For each line that holds "every", copy the line out.
____________
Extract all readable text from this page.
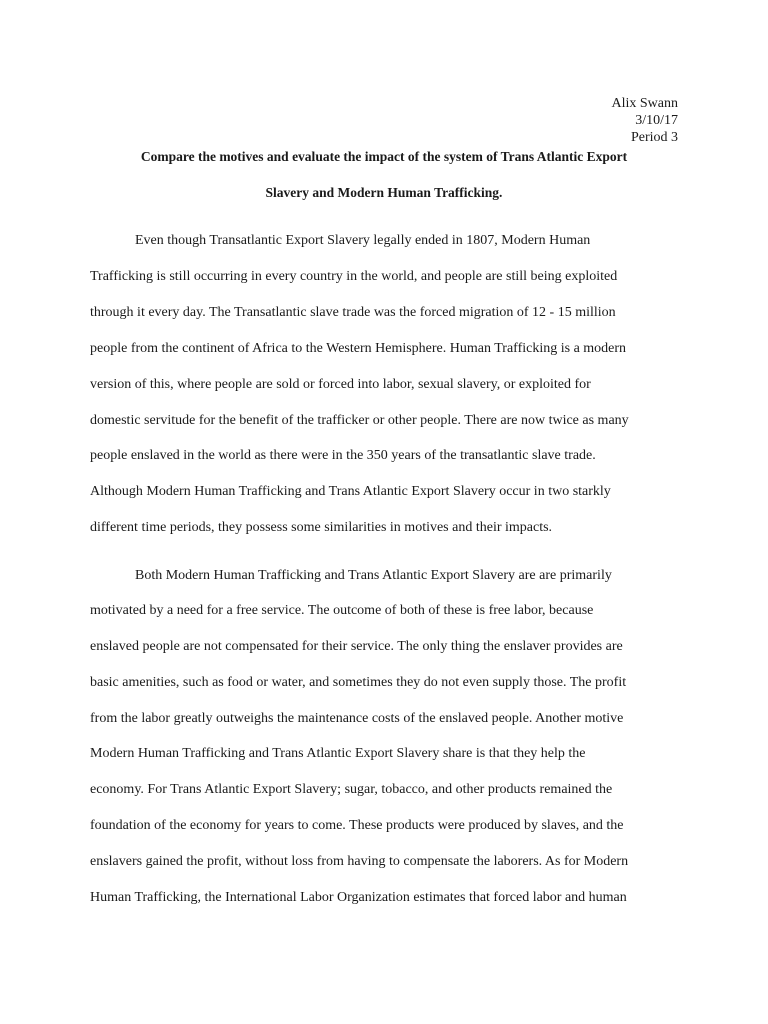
Alix Swann
3/10/17
Period 3
Compare the motives and evaluate the impact of the system of Trans Atlantic Export
Slavery and Modern Human Trafficking.
Even though Transatlantic Export Slavery legally ended in 1807, Modern Human
Trafficking is still occurring in every country in the world, and people are still being exploited
through it every day. The Transatlantic slave trade was the forced migration of 12 - 15 million
people from the continent of Africa to the Western Hemisphere. Human Trafficking is a modern
version of this, where people are sold or forced into labor, sexual slavery, or exploited for
domestic servitude for the benefit of the trafficker or other people. There are now twice as many
people enslaved in the world as there were in the 350 years of the transatlantic slave trade.
Although Modern Human Trafficking and Trans Atlantic Export Slavery occur in two starkly
different time periods, they possess some similarities in motives and their impacts.
Both Modern Human Trafficking and Trans Atlantic Export Slavery are are primarily
motivated by a need for a free service. The outcome of both of these is free labor, because
enslaved people are not compensated for their service. The only thing the enslaver provides are
basic amenities, such as food or water, and sometimes they do not even supply those. The profit
from the labor greatly outweighs the maintenance costs of the enslaved people. Another motive
Modern Human Trafficking and Trans Atlantic Export Slavery share is that they help the
economy. For Trans Atlantic Export Slavery; sugar, tobacco, and other products remained the
foundation of the economy for years to come. These products were produced by slaves, and the
enslavers gained the profit, without loss from having to compensate the laborers. As for Modern
Human Trafficking, the International Labor Organization estimates that forced labor and human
____________
Exercise result:
Trafficking is still occurring in every country in the world, and people are still being exploited
through it every day. The Transatlantic slave trade was the forced migration of 12 - 15 million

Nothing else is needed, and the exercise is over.